**EXERCISE MATERIAL:**
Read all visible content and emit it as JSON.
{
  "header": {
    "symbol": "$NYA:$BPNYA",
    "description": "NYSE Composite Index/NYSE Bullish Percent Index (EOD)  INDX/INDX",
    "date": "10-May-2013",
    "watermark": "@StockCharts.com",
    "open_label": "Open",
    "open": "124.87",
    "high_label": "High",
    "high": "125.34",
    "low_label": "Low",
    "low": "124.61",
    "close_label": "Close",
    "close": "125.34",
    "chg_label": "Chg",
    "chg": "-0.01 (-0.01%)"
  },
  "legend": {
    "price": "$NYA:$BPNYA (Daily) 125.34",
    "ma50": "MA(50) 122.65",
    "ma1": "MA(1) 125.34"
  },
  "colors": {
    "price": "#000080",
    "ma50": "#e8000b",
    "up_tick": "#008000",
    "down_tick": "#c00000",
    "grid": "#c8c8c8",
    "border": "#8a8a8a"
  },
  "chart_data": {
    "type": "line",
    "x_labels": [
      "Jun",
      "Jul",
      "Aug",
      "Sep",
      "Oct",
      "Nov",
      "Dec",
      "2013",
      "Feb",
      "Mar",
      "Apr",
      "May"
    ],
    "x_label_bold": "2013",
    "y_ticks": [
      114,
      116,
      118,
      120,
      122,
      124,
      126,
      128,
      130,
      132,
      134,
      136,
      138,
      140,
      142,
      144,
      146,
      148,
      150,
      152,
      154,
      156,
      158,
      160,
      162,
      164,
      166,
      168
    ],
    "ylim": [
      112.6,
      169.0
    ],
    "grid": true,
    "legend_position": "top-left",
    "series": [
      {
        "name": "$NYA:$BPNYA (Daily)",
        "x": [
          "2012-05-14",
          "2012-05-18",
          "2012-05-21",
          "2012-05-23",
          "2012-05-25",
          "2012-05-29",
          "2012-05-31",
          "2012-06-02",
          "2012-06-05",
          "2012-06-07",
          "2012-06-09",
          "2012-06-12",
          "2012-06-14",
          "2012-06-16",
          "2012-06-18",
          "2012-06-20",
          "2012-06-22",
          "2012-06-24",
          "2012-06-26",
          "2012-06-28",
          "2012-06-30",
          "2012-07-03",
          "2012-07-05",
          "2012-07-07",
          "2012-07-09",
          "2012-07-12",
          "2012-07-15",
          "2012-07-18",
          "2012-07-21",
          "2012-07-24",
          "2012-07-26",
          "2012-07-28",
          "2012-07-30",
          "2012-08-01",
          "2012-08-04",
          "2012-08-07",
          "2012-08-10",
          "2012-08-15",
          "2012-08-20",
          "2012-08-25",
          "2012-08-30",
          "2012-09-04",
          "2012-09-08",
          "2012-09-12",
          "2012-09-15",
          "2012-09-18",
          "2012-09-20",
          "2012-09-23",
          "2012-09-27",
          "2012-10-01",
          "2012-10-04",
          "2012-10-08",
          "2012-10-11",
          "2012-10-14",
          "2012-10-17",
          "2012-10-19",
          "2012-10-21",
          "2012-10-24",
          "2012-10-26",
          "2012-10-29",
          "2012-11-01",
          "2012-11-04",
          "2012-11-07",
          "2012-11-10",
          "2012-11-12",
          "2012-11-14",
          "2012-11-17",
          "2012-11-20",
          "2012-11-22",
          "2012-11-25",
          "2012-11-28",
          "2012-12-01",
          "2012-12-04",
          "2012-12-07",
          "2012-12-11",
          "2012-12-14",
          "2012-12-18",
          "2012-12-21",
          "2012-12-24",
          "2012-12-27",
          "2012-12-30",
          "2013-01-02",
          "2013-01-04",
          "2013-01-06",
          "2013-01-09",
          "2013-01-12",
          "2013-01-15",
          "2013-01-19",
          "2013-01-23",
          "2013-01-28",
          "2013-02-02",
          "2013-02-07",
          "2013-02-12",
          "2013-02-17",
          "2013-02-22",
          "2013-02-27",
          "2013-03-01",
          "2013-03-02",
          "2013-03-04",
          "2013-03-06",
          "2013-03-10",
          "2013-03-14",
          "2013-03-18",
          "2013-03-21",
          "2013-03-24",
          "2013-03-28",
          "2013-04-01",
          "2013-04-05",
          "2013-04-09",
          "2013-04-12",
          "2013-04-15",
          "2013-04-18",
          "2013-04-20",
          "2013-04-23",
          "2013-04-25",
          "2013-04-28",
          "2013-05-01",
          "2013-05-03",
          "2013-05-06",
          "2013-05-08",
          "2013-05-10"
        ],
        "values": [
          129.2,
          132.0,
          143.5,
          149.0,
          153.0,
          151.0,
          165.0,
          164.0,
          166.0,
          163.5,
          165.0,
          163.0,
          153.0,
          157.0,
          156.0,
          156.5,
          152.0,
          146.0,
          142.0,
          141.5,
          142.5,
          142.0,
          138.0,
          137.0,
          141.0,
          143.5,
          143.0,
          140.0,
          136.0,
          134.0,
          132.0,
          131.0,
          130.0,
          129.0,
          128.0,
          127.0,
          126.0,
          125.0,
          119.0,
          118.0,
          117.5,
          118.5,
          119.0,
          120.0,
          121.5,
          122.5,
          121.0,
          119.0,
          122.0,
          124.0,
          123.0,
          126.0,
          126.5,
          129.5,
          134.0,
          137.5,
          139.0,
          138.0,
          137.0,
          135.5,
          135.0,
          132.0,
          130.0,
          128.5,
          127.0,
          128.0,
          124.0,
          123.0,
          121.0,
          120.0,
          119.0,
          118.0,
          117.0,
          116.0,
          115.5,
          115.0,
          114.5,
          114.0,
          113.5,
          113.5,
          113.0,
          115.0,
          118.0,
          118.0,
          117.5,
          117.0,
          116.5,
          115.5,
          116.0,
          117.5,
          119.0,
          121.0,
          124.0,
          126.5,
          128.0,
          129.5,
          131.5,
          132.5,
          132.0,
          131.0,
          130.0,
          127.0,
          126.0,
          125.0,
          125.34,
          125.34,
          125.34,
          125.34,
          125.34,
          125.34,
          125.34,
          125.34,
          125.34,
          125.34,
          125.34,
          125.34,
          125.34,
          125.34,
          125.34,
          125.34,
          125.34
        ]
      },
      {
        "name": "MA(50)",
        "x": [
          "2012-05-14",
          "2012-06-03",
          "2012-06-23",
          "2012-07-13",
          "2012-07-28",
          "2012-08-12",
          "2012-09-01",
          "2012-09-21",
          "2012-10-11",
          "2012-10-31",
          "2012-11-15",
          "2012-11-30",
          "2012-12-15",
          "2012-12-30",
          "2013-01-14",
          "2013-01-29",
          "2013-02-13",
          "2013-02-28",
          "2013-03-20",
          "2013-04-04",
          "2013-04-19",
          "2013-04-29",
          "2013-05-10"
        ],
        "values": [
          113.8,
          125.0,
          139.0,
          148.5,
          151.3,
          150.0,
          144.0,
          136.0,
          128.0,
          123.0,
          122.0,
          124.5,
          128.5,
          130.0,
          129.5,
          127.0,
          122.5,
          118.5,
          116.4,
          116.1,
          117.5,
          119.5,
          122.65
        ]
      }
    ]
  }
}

**SHORT PROBLEM:**
Check every line of the data above for the string "price", and copy those that have it.

**OUTPUT BELOW:**
    "price": "$NYA:$BPNYA (Daily) 125.34",
    "price": "#000080",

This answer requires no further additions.